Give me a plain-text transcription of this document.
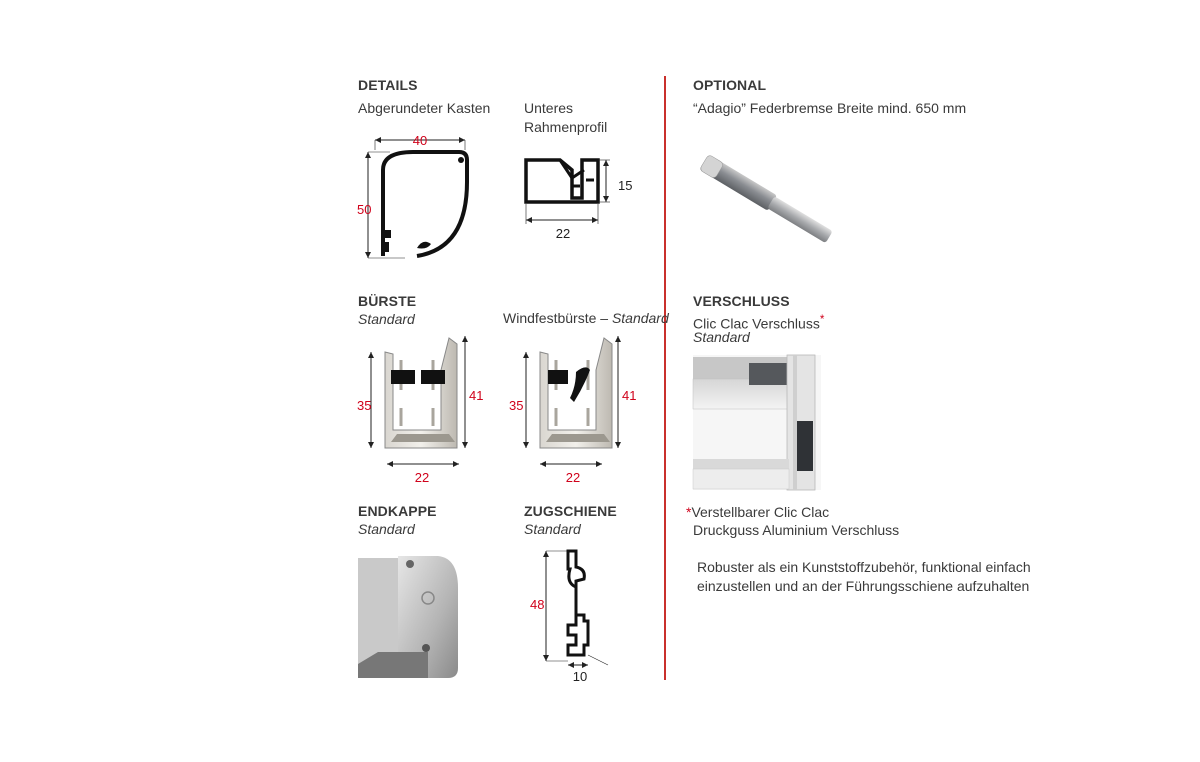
DETAILS
Abgerundeter Kasten Unteres
Rahmenprofil
40
50
15
22
OPTIONAL
“Adagio” Federbremse Breite mind. 650 mm
BÜRSTE
Standard	Windfestbürste – Standard
35
41
22
35
41
22
VERSCHLUSS
Clic Clac Verschluss*
Standard
ENDKAPPE
Standard
ZUGSCHIENE
Standard
48
10
*Verstellbarer Clic Clac
Druckguss Aluminium Verschluss
Robuster als ein Kunststoffzubehör, funktional einfach
einzustellen und an der Führungsschiene aufzuhalten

_ _ _ _ _ _ _

[Given instruction] Reproduce each line exactly as it appears, omitting the pictures.

[In response]
Give me a plain-text transcription of this document.
DETAILS
Abgerundeter Kasten Unteres
Rahmenprofil
40
50
15
22
OPTIONAL
“Adagio” Federbremse Breite mind. 650 mm
BÜRSTE
Standard	Windfestbürste – Standard
35
41
22
35
41
22
VERSCHLUSS
Clic Clac Verschluss*
Standard
ENDKAPPE
Standard
ZUGSCHIENE
Standard
48
10
*Verstellbarer Clic Clac
Druckguss Aluminium Verschluss
Robuster als ein Kunststoffzubehör, funktional einfach
einzustellen und an der Führungsschiene aufzuhalten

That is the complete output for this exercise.